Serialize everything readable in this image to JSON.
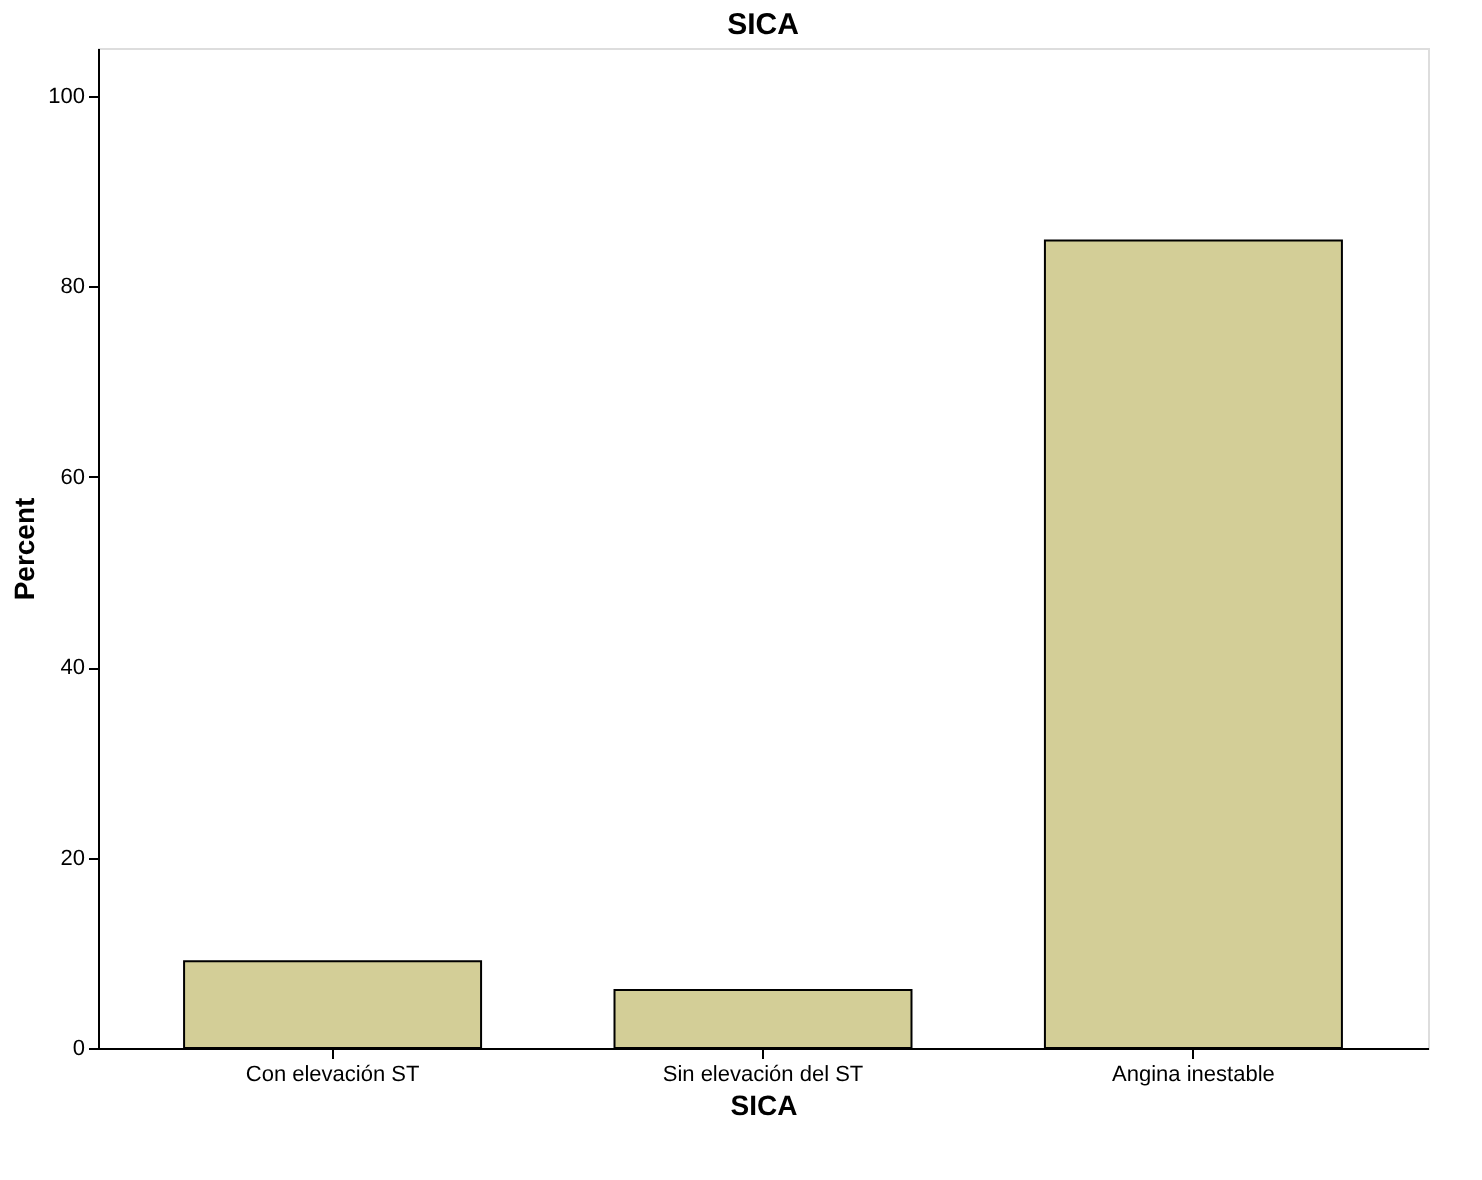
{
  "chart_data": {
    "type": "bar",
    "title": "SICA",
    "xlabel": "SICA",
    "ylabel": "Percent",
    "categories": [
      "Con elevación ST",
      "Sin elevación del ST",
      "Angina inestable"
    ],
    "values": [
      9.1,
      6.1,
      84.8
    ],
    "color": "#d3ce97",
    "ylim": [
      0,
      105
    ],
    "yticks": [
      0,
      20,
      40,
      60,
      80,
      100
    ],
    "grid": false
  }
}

══════════

▸ Requirement
Work through the records above line by line and count those that hold the string "elevación". Give only the result.

▸ Output
2